# Recorded information
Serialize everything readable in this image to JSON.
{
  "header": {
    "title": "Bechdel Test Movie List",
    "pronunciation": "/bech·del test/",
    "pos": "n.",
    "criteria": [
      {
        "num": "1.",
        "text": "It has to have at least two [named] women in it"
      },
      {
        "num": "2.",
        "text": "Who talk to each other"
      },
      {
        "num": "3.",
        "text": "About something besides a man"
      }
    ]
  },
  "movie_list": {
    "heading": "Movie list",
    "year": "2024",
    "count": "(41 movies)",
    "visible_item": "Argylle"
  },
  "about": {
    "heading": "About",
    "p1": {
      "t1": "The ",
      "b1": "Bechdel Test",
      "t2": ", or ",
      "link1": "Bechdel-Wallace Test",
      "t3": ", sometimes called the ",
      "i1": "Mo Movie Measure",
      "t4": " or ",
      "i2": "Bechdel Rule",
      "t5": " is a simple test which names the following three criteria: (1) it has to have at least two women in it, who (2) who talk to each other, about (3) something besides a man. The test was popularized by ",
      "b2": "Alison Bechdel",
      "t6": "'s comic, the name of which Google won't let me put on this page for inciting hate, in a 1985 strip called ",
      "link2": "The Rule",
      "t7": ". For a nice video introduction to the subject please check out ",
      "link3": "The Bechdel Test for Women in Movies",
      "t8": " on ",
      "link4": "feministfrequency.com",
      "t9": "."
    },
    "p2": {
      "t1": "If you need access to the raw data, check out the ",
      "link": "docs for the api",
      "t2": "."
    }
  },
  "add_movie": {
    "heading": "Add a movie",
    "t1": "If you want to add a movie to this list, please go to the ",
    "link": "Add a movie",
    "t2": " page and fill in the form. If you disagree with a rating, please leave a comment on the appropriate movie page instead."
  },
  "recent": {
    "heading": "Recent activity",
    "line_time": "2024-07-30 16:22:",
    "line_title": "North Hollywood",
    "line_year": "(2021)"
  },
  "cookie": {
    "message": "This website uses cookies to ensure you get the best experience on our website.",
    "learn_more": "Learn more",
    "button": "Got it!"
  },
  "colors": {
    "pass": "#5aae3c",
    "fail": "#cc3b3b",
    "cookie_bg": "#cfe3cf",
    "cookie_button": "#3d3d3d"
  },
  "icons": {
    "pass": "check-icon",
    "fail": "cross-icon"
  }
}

# Directions
List every line above that contains the word "heading".

# Exercise result
    "heading": "Movie list",
    "heading": "About",
    "heading": "Add a movie",
    "heading": "Recent activity",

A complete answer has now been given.